[Stored items]
'''
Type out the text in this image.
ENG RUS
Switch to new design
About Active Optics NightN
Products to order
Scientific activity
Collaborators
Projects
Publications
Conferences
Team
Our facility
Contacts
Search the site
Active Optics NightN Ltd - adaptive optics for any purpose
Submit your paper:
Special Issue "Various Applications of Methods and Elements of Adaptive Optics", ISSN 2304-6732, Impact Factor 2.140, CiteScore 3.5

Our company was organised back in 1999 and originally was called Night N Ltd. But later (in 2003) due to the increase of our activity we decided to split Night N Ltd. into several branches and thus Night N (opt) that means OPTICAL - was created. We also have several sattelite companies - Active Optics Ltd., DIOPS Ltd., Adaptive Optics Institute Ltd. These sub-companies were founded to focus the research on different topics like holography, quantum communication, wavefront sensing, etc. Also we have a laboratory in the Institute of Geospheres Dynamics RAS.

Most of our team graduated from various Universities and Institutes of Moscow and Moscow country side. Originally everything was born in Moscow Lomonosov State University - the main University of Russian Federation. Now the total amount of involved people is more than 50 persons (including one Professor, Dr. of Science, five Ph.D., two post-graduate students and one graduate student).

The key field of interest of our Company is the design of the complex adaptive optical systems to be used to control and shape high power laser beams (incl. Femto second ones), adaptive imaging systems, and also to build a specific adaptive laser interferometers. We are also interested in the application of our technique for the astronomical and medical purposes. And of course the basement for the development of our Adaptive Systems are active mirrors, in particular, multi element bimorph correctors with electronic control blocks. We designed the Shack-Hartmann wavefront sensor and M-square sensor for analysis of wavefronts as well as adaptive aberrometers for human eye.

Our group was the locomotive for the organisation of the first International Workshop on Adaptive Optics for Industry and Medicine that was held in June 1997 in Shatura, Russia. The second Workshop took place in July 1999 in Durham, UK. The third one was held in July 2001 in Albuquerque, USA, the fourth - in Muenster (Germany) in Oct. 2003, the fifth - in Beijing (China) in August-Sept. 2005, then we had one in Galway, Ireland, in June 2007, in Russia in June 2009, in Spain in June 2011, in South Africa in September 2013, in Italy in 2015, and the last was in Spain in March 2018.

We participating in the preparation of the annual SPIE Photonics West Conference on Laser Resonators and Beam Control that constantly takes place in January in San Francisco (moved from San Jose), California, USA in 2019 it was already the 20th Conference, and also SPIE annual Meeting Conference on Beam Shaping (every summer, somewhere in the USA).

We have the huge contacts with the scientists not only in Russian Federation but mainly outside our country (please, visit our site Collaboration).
'''
● SHORT PROBLEM:
Copy all of the data exactly.

● TASK OUTPUT:
Type out the text in this image.
ENG RUS
Switch to new design
About Active Optics NightN
Products to order
Scientific activity
Collaborators
Projects
Publications
Conferences
Team
Our facility
Contacts
Search the site
Active Optics NightN Ltd - adaptive optics for any purpose
Submit your paper:
Special Issue "Various Applications of Methods and Elements of Adaptive Optics", ISSN 2304-6732, Impact Factor 2.140, CiteScore 3.5

Our company was organised back in 1999 and originally was called Night N Ltd. But later (in 2003) due to the increase of our activity we decided to split Night N Ltd. into several branches and thus Night N (opt) that means OPTICAL - was created. We also have several sattelite companies - Active Optics Ltd., DIOPS Ltd., Adaptive Optics Institute Ltd. These sub-companies were founded to focus the research on different topics like holography, quantum communication, wavefront sensing, etc. Also we have a laboratory in the Institute of Geospheres Dynamics RAS.

Most of our team graduated from various Universities and Institutes of Moscow and Moscow country side. Originally everything was born in Moscow Lomonosov State University - the main University of Russian Federation. Now the total amount of involved people is more than 50 persons (including one Professor, Dr. of Science, five Ph.D., two post-graduate students and one graduate student).

The key field of interest of our Company is the design of the complex adaptive optical systems to be used to control and shape high power laser beams (incl. Femto second ones), adaptive imaging systems, and also to build a specific adaptive laser interferometers. We are also interested in the application of our technique for the astronomical and medical purposes. And of course the basement for the development of our Adaptive Systems are active mirrors, in particular, multi element bimorph correctors with electronic control blocks. We designed the Shack-Hartmann wavefront sensor and M-square sensor for analysis of wavefronts as well as adaptive aberrometers for human eye.

Our group was the locomotive for the organisation of the first International Workshop on Adaptive Optics for Industry and Medicine that was held in June 1997 in Shatura, Russia. The second Workshop took place in July 1999 in Durham, UK. The third one was held in July 2001 in Albuquerque, USA, the fourth - in Muenster (Germany) in Oct. 2003, the fifth - in Beijing (China) in August-Sept. 2005, then we had one in Galway, Ireland, in June 2007, in Russia in June 2009, in Spain in June 2011, in South Africa in September 2013, in Italy in 2015, and the last was in Spain in March 2018.

We participating in the preparation of the annual SPIE Photonics West Conference on Laser Resonators and Beam Control that constantly takes place in January in San Francisco (moved from San Jose), California, USA in 2019 it was already the 20th Conference, and also SPIE annual Meeting Conference on Beam Shaping (every summer, somewhere in the USA).

We have the huge contacts with the scientists not only in Russian Federation but mainly outside our country (please, visit our site Collaboration).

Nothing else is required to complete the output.